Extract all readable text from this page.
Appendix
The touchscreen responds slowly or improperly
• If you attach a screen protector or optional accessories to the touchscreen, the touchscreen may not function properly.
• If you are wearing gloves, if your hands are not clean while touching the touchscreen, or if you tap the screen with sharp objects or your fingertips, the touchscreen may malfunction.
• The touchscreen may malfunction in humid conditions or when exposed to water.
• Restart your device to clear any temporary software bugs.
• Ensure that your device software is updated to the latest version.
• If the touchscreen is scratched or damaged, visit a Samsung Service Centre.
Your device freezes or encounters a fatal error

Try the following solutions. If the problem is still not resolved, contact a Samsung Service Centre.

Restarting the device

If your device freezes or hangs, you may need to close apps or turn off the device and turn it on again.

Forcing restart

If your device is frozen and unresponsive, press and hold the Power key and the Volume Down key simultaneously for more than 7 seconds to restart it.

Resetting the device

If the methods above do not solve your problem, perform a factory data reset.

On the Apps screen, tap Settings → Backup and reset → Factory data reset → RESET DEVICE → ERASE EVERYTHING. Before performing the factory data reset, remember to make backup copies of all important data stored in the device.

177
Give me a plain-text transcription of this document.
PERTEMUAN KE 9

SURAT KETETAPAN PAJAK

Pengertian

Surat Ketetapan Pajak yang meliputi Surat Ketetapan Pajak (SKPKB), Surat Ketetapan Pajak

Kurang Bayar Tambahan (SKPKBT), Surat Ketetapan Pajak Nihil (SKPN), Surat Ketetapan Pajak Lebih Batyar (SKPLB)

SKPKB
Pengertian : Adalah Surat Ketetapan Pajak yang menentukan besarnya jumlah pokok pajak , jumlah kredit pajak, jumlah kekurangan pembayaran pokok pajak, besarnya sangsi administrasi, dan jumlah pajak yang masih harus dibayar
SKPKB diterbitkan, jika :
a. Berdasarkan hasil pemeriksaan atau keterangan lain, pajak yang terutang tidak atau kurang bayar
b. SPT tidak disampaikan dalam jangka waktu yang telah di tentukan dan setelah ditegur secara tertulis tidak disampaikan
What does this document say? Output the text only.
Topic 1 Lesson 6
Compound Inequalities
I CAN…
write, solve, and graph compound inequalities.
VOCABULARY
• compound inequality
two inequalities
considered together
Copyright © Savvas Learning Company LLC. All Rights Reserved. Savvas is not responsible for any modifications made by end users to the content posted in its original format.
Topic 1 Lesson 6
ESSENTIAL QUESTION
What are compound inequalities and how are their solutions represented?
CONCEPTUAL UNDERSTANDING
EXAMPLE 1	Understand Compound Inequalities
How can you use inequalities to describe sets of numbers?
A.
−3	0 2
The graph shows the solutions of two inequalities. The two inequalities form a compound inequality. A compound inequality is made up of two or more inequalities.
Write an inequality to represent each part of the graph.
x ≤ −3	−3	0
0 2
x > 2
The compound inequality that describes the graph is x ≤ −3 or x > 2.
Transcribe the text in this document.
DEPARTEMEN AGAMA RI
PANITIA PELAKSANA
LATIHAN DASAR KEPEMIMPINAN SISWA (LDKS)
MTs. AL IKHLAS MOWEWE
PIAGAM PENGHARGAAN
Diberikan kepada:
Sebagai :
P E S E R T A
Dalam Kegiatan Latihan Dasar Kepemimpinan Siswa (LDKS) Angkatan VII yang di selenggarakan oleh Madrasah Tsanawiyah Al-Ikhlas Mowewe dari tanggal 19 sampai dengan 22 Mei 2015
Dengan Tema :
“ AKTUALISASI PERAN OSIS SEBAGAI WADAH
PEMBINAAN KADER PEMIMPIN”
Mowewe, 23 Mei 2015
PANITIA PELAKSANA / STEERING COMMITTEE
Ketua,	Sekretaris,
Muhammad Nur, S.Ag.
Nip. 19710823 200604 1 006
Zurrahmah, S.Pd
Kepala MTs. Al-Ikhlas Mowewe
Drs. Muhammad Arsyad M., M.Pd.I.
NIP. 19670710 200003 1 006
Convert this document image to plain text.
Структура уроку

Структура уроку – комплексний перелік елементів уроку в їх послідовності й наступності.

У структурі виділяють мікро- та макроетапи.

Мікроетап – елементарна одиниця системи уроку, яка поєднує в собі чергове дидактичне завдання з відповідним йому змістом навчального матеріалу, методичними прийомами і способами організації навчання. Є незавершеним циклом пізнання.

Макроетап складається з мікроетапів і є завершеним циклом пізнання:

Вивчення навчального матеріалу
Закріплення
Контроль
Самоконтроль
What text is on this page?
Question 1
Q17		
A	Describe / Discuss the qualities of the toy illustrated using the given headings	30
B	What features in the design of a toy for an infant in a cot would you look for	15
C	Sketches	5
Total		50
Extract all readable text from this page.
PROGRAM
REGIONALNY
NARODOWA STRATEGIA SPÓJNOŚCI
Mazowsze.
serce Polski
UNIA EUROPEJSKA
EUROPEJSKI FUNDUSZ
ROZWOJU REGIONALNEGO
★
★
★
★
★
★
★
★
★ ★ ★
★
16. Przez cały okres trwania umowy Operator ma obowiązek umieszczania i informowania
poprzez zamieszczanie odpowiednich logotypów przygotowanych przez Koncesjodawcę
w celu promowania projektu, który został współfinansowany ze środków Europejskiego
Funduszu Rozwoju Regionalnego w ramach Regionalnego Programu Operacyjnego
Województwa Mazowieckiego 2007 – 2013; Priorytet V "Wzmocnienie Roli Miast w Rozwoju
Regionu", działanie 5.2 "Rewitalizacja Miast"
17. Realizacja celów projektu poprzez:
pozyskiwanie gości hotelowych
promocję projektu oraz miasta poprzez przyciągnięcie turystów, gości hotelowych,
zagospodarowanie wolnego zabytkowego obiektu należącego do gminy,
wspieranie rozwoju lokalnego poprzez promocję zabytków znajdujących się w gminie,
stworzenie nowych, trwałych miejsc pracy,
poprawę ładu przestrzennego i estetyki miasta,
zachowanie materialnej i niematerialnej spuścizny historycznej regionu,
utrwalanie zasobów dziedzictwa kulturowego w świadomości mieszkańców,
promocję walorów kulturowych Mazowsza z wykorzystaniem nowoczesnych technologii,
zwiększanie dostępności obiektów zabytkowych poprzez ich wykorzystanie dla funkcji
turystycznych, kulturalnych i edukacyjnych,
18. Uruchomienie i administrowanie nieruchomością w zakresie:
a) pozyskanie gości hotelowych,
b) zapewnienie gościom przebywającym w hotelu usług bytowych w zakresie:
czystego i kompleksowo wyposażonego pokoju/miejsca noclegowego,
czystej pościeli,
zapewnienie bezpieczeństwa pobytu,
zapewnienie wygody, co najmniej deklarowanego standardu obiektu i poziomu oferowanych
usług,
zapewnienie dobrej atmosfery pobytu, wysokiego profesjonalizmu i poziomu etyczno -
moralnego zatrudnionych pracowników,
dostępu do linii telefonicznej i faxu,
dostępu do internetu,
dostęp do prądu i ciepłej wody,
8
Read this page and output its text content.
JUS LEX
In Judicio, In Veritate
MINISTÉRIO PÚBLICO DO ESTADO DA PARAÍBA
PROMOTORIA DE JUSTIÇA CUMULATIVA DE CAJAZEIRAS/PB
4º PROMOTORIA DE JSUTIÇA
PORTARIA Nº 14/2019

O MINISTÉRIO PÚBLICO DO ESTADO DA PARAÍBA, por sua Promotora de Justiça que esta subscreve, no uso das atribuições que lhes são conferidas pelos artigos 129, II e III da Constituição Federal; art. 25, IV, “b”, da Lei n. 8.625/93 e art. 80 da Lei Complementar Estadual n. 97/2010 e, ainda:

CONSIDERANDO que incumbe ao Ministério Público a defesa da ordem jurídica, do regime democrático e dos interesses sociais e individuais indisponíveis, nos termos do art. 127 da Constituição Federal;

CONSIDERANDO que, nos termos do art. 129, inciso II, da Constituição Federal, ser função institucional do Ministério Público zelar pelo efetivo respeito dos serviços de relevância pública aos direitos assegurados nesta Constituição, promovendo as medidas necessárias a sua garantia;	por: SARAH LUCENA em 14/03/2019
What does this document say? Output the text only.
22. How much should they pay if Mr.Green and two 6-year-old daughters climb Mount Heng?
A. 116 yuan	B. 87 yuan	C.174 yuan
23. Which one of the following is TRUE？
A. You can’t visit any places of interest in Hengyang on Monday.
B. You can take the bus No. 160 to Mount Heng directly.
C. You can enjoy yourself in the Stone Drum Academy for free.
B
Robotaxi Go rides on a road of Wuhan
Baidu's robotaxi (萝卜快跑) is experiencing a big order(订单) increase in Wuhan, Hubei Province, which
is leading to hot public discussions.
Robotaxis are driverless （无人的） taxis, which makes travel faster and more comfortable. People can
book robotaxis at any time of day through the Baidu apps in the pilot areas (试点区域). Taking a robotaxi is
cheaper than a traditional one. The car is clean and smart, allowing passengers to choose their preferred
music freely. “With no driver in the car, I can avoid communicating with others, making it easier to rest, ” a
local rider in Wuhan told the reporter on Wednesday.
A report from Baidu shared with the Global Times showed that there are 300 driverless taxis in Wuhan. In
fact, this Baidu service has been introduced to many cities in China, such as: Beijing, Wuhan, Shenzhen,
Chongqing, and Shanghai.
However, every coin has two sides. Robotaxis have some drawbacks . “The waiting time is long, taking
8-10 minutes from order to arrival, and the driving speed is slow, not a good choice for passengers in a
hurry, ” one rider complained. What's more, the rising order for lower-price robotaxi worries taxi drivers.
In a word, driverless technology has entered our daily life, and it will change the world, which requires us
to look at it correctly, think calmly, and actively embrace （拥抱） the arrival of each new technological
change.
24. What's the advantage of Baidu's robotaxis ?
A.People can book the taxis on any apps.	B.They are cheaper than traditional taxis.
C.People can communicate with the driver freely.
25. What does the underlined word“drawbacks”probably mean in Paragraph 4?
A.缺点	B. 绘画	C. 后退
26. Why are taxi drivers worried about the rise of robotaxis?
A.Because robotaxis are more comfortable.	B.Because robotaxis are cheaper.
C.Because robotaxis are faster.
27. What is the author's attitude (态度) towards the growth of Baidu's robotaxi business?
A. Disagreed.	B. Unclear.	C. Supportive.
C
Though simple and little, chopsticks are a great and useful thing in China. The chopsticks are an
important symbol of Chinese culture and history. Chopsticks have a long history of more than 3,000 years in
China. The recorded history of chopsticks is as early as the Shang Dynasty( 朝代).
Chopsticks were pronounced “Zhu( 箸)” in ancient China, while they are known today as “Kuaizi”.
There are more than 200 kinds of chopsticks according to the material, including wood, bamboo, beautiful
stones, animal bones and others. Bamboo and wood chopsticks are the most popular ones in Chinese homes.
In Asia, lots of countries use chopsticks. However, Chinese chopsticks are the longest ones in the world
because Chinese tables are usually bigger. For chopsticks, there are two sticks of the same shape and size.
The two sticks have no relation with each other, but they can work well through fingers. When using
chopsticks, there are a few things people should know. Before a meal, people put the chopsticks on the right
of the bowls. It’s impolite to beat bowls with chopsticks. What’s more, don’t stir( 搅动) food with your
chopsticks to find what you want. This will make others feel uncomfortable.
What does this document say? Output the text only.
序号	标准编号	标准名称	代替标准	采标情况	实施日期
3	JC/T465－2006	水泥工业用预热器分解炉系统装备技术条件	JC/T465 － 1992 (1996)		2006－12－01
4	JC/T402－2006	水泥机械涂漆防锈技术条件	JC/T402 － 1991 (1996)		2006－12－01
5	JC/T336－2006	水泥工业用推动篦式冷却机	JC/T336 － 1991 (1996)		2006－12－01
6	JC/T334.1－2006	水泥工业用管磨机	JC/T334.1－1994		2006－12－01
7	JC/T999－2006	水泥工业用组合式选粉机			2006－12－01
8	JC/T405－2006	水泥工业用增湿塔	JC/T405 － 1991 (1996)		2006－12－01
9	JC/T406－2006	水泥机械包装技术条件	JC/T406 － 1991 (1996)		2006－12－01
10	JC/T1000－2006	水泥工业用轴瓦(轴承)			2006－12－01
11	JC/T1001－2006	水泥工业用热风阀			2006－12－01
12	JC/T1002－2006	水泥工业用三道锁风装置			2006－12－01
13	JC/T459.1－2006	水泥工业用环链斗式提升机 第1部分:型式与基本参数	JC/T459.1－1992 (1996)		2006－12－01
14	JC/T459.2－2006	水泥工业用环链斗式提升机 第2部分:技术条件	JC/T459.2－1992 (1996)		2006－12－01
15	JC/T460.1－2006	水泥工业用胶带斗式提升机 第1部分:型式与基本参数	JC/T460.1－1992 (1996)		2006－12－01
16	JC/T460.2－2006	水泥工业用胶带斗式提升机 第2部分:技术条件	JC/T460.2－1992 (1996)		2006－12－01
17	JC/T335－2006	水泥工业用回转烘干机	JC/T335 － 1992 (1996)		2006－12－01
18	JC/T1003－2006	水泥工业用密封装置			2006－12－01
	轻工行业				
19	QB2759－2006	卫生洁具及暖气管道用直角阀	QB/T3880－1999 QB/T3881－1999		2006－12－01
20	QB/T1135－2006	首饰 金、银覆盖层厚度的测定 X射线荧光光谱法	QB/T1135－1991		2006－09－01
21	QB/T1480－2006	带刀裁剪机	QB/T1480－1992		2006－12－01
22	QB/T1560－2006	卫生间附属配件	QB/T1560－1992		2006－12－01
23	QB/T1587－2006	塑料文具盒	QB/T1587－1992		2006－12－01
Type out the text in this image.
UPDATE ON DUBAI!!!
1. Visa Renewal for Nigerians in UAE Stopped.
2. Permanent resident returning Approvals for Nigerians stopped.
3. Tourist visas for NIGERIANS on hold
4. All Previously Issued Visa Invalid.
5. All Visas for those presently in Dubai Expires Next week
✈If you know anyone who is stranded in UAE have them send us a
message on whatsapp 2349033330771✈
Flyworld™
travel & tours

* **YOUR GOAL**: Copy each line of the preceding data that contains the string "hotelowych".

* **FINAL ANSWER**:
pozyskiwanie gości hotelowych
promocję projektu oraz miasta poprzez przyciągnięcie turystów, gości hotelowych,
a) pozyskanie gości hotelowych,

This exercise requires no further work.